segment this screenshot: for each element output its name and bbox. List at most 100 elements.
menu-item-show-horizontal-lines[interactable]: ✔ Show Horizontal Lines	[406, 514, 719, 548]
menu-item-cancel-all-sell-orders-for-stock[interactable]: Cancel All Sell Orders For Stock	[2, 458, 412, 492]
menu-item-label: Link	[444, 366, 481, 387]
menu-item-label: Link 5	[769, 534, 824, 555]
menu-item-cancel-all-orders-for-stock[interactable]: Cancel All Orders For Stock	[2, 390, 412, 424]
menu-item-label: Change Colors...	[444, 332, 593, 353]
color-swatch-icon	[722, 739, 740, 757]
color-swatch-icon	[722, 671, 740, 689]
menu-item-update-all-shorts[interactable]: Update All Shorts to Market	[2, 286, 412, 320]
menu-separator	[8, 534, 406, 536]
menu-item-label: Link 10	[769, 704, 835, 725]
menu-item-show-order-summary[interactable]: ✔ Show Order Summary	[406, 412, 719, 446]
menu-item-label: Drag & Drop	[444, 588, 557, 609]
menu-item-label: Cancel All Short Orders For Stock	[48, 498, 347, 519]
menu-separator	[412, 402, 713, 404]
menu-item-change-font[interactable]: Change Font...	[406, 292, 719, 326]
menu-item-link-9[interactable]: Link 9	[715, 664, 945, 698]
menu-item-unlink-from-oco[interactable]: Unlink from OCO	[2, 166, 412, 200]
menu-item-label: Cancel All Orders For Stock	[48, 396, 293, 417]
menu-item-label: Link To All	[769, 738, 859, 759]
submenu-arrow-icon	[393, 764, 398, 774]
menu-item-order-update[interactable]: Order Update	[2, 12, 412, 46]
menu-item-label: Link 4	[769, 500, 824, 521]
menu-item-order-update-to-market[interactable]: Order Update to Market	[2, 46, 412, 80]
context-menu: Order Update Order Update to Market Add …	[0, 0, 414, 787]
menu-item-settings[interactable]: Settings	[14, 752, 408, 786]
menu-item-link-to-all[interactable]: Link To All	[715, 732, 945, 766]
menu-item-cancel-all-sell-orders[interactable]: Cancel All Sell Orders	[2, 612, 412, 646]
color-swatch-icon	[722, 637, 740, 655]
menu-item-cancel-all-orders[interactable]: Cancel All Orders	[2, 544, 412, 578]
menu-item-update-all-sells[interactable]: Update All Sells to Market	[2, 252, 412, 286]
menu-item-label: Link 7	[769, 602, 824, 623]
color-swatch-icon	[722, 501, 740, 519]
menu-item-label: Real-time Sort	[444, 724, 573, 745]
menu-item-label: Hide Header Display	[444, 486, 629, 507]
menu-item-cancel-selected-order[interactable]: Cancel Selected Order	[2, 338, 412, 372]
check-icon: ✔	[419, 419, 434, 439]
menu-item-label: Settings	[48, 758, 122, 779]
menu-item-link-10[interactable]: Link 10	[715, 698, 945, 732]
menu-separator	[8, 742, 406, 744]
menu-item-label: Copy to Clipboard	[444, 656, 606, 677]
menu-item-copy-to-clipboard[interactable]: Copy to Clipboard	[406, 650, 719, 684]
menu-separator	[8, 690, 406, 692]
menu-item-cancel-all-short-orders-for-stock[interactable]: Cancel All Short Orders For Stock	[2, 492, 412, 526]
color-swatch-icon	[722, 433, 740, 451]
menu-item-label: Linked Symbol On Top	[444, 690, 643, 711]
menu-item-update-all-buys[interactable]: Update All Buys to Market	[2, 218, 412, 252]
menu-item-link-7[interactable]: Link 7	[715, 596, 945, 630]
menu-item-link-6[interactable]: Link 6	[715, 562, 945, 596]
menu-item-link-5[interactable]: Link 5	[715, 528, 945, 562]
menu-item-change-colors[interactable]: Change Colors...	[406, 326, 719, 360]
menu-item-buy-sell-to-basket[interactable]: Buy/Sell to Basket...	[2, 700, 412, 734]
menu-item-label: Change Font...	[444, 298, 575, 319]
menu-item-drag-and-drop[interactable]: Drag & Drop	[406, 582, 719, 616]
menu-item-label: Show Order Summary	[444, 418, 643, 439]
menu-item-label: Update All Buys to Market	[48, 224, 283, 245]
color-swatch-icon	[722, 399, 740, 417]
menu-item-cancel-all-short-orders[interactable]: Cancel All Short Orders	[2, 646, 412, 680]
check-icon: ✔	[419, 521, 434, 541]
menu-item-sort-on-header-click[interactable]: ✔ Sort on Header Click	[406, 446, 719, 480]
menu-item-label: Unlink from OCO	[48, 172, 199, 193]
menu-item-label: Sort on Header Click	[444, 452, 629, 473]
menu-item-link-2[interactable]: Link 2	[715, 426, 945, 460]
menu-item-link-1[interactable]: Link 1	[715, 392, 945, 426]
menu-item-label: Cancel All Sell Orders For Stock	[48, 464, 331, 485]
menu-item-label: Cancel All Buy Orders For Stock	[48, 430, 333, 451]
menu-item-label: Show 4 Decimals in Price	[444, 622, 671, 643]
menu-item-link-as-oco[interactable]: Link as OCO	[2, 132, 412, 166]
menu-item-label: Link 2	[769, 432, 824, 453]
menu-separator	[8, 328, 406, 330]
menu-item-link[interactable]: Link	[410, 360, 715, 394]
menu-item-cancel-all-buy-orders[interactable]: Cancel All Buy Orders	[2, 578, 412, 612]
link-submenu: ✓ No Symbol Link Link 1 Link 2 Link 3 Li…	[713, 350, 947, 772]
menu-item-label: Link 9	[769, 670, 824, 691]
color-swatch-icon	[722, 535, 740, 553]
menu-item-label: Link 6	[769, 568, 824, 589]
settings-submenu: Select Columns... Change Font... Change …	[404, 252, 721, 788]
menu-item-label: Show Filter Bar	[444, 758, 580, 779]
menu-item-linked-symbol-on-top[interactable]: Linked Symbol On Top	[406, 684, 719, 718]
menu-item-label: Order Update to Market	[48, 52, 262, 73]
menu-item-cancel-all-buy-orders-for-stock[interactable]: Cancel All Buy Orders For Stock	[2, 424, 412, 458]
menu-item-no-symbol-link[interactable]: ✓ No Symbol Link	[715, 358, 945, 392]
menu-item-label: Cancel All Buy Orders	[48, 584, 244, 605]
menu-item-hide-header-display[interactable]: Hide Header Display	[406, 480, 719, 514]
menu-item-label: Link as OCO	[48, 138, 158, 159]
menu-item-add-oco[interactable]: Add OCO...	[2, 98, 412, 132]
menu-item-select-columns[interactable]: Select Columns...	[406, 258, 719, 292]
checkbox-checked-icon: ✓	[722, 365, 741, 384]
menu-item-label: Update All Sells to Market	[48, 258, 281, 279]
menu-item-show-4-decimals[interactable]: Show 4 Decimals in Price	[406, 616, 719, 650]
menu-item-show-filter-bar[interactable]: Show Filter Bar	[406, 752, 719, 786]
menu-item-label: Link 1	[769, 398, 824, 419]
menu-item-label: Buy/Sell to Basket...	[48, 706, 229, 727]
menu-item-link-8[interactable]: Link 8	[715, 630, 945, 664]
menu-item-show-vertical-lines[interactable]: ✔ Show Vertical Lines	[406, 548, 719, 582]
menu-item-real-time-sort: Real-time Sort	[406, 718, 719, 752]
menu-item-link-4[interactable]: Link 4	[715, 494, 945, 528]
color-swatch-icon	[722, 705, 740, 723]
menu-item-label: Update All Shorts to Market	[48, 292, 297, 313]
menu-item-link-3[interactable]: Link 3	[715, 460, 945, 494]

◆ **TASK STATEMENT**: Can you echo the rows word for word, starting at the first one and ending with the line that contains "menu-item-link-to-all[interactable]: Link To"?

◆ **TASK ANSWER**:
segment this screenshot: for each element output its name and bbox. List at most 100 elements.
menu-item-show-horizontal-lines[interactable]: ✔ Show Horizontal Lines	[406, 514, 719, 548]
menu-item-cancel-all-sell-orders-for-stock[interactable]: Cancel All Sell Orders For Stock	[2, 458, 412, 492]
menu-item-label: Link	[444, 366, 481, 387]
menu-item-label: Link 5	[769, 534, 824, 555]
menu-item-cancel-all-orders-for-stock[interactable]: Cancel All Orders For Stock	[2, 390, 412, 424]
menu-item-label: Change Colors...	[444, 332, 593, 353]
color-swatch-icon	[722, 739, 740, 757]
color-swatch-icon	[722, 671, 740, 689]
menu-item-update-all-shorts[interactable]: Update All Shorts to Market	[2, 286, 412, 320]
menu-separator	[8, 534, 406, 536]
menu-item-label: Link 10	[769, 704, 835, 725]
menu-item-show-order-summary[interactable]: ✔ Show Order Summary	[406, 412, 719, 446]
menu-item-label: Drag & Drop	[444, 588, 557, 609]
menu-item-label: Cancel All Short Orders For Stock	[48, 498, 347, 519]
menu-separator	[412, 402, 713, 404]
menu-item-change-font[interactable]: Change Font...	[406, 292, 719, 326]
menu-item-link-9[interactable]: Link 9	[715, 664, 945, 698]
menu-item-unlink-from-oco[interactable]: Unlink from OCO	[2, 166, 412, 200]
menu-item-label: Cancel All Orders For Stock	[48, 396, 293, 417]
menu-item-label: Link To All	[769, 738, 859, 759]
submenu-arrow-icon	[393, 764, 398, 774]
menu-item-order-update[interactable]: Order Update	[2, 12, 412, 46]
menu-item-label: Link 4	[769, 500, 824, 521]
menu-item-order-update-to-market[interactable]: Order Update to Market	[2, 46, 412, 80]
context-menu: Order Update Order Update to Market Add …	[0, 0, 414, 787]
menu-item-settings[interactable]: Settings	[14, 752, 408, 786]
menu-item-link-to-all[interactable]: Link To All	[715, 732, 945, 766]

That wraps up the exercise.